* [Directive]: Restate the full set of records exactly, without adding or dropping a word.

* [Working data]:

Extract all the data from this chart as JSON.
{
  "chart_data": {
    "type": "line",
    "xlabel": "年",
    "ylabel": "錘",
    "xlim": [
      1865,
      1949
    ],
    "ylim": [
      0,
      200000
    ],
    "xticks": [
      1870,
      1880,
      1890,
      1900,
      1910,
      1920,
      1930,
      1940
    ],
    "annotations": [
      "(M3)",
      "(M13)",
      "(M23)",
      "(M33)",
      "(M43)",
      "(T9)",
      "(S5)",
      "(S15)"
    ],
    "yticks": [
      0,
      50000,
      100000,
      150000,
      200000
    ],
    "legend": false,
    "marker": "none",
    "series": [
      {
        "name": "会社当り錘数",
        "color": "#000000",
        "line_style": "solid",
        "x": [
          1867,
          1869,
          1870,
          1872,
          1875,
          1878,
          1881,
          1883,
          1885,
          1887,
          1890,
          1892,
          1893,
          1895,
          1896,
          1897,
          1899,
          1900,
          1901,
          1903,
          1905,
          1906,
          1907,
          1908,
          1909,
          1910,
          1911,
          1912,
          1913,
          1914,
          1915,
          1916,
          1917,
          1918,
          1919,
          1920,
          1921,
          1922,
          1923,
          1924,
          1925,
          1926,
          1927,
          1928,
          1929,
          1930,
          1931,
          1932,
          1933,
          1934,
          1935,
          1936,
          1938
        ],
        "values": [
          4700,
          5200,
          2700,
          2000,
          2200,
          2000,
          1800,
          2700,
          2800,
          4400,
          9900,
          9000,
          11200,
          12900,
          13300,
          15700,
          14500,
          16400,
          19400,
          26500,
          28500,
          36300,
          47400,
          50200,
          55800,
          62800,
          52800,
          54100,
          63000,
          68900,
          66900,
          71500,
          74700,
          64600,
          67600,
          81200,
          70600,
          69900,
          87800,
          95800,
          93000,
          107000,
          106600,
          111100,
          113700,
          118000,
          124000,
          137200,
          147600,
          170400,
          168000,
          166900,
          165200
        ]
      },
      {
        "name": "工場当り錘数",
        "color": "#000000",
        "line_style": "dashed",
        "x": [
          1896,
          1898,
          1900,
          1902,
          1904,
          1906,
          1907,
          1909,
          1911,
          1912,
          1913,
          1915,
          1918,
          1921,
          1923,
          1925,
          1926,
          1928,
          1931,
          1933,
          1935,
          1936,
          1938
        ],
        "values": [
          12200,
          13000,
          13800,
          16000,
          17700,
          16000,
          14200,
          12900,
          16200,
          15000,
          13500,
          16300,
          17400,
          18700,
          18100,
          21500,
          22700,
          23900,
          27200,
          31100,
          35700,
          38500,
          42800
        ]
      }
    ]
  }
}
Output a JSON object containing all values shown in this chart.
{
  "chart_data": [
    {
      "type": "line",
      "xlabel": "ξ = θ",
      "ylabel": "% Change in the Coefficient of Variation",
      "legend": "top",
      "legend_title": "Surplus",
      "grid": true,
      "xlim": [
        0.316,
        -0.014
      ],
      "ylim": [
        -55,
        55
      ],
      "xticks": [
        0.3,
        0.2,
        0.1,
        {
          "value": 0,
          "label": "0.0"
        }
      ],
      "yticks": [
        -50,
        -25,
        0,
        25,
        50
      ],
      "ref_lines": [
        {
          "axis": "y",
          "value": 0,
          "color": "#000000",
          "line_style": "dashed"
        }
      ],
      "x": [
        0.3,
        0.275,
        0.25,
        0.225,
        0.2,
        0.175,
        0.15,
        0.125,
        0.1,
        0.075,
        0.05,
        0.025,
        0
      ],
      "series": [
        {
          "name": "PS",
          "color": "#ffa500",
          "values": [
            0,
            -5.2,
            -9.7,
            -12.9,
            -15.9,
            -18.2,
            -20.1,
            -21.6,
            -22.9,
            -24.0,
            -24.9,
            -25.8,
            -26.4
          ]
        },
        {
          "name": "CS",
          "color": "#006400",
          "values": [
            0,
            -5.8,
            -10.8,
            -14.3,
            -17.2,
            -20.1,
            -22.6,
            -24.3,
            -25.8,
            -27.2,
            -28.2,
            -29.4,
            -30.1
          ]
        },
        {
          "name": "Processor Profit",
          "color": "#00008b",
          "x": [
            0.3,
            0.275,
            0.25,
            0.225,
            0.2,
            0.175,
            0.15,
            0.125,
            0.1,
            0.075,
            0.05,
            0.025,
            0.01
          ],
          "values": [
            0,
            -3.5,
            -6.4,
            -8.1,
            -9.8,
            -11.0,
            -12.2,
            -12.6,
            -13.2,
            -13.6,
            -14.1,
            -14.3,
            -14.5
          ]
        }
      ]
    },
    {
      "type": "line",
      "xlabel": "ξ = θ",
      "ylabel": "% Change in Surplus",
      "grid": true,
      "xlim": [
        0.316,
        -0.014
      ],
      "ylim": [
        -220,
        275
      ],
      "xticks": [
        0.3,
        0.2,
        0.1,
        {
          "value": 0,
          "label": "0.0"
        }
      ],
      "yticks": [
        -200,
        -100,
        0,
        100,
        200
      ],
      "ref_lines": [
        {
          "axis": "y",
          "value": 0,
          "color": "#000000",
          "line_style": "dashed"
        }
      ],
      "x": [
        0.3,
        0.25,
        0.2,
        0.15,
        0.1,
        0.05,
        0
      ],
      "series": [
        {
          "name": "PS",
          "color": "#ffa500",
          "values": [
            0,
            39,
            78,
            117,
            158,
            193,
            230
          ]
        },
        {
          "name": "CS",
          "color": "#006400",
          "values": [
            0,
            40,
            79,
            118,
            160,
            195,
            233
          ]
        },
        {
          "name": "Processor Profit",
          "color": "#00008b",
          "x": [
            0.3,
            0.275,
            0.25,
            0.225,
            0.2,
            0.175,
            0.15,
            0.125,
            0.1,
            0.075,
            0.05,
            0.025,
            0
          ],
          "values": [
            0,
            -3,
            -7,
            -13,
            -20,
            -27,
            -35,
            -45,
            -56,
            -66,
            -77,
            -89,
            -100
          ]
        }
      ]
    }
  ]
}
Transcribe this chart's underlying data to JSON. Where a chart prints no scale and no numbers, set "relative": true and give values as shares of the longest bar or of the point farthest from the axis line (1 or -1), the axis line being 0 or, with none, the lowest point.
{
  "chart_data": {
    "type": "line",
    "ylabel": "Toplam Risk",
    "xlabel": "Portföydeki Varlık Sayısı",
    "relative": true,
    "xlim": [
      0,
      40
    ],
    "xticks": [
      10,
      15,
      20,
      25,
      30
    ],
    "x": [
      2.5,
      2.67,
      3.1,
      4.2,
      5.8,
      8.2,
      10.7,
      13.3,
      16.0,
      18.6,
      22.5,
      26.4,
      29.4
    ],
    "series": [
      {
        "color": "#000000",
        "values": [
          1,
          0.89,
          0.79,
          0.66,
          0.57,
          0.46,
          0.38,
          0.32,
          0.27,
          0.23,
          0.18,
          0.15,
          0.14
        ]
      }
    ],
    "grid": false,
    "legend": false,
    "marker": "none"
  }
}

* [Result of this exercise]:
Extract all the data from this chart as JSON.
{
  "chart_data": {
    "type": "line",
    "xlabel": "年",
    "ylabel": "錘",
    "xlim": [
      1865,
      1949
    ],
    "ylim": [
      0,
      200000
    ],
    "xticks": [
      1870,
      1880,
      1890,
      1900,
      1910,
      1920,
      1930,
      1940
    ],
    "annotations": [
      "(M3)",
      "(M13)",
      "(M23)",
      "(M33)",
      "(M43)",
      "(T9)",
      "(S5)",
      "(S15)"
    ],
    "yticks": [
      0,
      50000,
      100000,
      150000,
      200000
    ],
    "legend": false,
    "marker": "none",
    "series": [
      {
        "name": "会社当り錘数",
        "color": "#000000",
        "line_style": "solid",
        "x": [
          1867,
          1869,
          1870,
          1872,
          1875,
          1878,
          1881,
          1883,
          1885,
          1887,
          1890,
          1892,
          1893,
          1895,
          1896,
          1897,
          1899,
          1900,
          1901,
          1903,
          1905,
          1906,
          1907,
          1908,
          1909,
          1910,
          1911,
          1912,
          1913,
          1914,
          1915,
          1916,
          1917,
          1918,
          1919,
          1920,
          1921,
          1922,
          1923,
          1924,
          1925,
          1926,
          1927,
          1928,
          1929,
          1930,
          1931,
          1932,
          1933,
          1934,
          1935,
          1936,
          1938
        ],
        "values": [
          4700,
          5200,
          2700,
          2000,
          2200,
          2000,
          1800,
          2700,
          2800,
          4400,
          9900,
          9000,
          11200,
          12900,
          13300,
          15700,
          14500,
          16400,
          19400,
          26500,
          28500,
          36300,
          47400,
          50200,
          55800,
          62800,
          52800,
          54100,
          63000,
          68900,
          66900,
          71500,
          74700,
          64600,
          67600,
          81200,
          70600,
          69900,
          87800,
          95800,
          93000,
          107000,
          106600,
          111100,
          113700,
          118000,
          124000,
          137200,
          147600,
          170400,
          168000,
          166900,
          165200
        ]
      },
      {
        "name": "工場当り錘数",
        "color": "#000000",
        "line_style": "dashed",
        "x": [
          1896,
          1898,
          1900,
          1902,
          1904,
          1906,
          1907,
          1909,
          1911,
          1912,
          1913,
          1915,
          1918,
          1921,
          1923,
          1925,
          1926,
          1928,
          1931,
          1933,
          1935,
          1936,
          1938
        ],
        "values": [
          12200,
          13000,
          13800,
          16000,
          17700,
          16000,
          14200,
          12900,
          16200,
          15000,
          13500,
          16300,
          17400,
          18700,
          18100,
          21500,
          22700,
          23900,
          27200,
          31100,
          35700,
          38500,
          42800
        ]
      }
    ]
  }
}
Output a JSON object containing all values shown in this chart.
{
  "chart_data": [
    {
      "type": "line",
      "xlabel": "ξ = θ",
      "ylabel": "% Change in the Coefficient of Variation",
      "legend": "top",
      "legend_title": "Surplus",
      "grid": true,
      "xlim": [
        0.316,
        -0.014
      ],
      "ylim": [
        -55,
        55
      ],
      "xticks": [
        0.3,
        0.2,
        0.1,
        {
          "value": 0,
          "label": "0.0"
        }
      ],
      "yticks": [
        -50,
        -25,
        0,
        25,
        50
      ],
      "ref_lines": [
        {
          "axis": "y",
          "value": 0,
          "color": "#000000",
          "line_style": "dashed"
        }
      ],
      "x": [
        0.3,
        0.275,
        0.25,
        0.225,
        0.2,
        0.175,
        0.15,
        0.125,
        0.1,
        0.075,
        0.05,
        0.025,
        0
      ],
      "series": [
        {
          "name": "PS",
          "color": "#ffa500",
          "values": [
            0,
            -5.2,
            -9.7,
            -12.9,
            -15.9,
            -18.2,
            -20.1,
            -21.6,
            -22.9,
            -24.0,
            -24.9,
            -25.8,
            -26.4
          ]
        },
        {
          "name": "CS",
          "color": "#006400",
          "values": [
            0,
            -5.8,
            -10.8,
            -14.3,
            -17.2,
            -20.1,
            -22.6,
            -24.3,
            -25.8,
            -27.2,
            -28.2,
            -29.4,
            -30.1
          ]
        },
        {
          "name": "Processor Profit",
          "color": "#00008b",
          "x": [
            0.3,
            0.275,
            0.25,
            0.225,
            0.2,
            0.175,
            0.15,
            0.125,
            0.1,
            0.075,
            0.05,
            0.025,
            0.01
          ],
          "values": [
            0,
            -3.5,
            -6.4,
            -8.1,
            -9.8,
            -11.0,
            -12.2,
            -12.6,
            -13.2,
            -13.6,
            -14.1,
            -14.3,
            -14.5
          ]
        }
      ]
    },
    {
      "type": "line",
      "xlabel": "ξ = θ",
      "ylabel": "% Change in Surplus",
      "grid": true,
      "xlim": [
        0.316,
        -0.014
      ],
      "ylim": [
        -220,
        275
      ],
      "xticks": [
        0.3,
        0.2,
        0.1,
        {
          "value": 0,
          "label": "0.0"
        }
      ],
      "yticks": [
        -200,
        -100,
        0,
        100,
        200
      ],
      "ref_lines": [
        {
          "axis": "y",
          "value": 0,
          "color": "#000000",
          "line_style": "dashed"
        }
      ],
      "x": [
        0.3,
        0.25,
        0.2,
        0.15,
        0.1,
        0.05,
        0
      ],
      "series": [
        {
          "name": "PS",
          "color": "#ffa500",
          "values": [
            0,
            39,
            78,
            117,
            158,
            193,
            230
          ]
        },
        {
          "name": "CS",
          "color": "#006400",
          "values": [
            0,
            40,
            79,
            118,
            160,
            195,
            233
          ]
        },
        {
          "name": "Processor Profit",
          "color": "#00008b",
          "x": [
            0.3,
            0.275,
            0.25,
            0.225,
            0.2,
            0.175,
            0.15,
            0.125,
            0.1,
            0.075,
            0.05,
            0.025,
            0
          ],
          "values": [
            0,
            -3,
            -7,
            -13,
            -20,
            -27,
            -35,
            -45,
            -56,
            -66,
            -77,
            -89,
            -100
          ]
        }
      ]
    }
  ]
}
Transcribe this chart's underlying data to JSON. Where a chart prints no scale and no numbers, set "relative": true and give values as shares of the longest bar or of the point farthest from the axis line (1 or -1), the axis line being 0 or, with none, the lowest point.
{
  "chart_data": {
    "type": "line",
    "ylabel": "Toplam Risk",
    "xlabel": "Portföydeki Varlık Sayısı",
    "relative": true,
    "xlim": [
      0,
      40
    ],
    "xticks": [
      10,
      15,
      20,
      25,
      30
    ],
    "x": [
      2.5,
      2.67,
      3.1,
      4.2,
      5.8,
      8.2,
      10.7,
      13.3,
      16.0,
      18.6,
      22.5,
      26.4,
      29.4
    ],
    "series": [
      {
        "color": "#000000",
        "values": [
          1,
          0.89,
          0.79,
          0.66,
          0.57,
          0.46,
          0.38,
          0.32,
          0.27,
          0.23,
          0.18,
          0.15,
          0.14
        ]
      }
    ],
    "grid": false,
    "legend": false,
    "marker": "none"
  }
}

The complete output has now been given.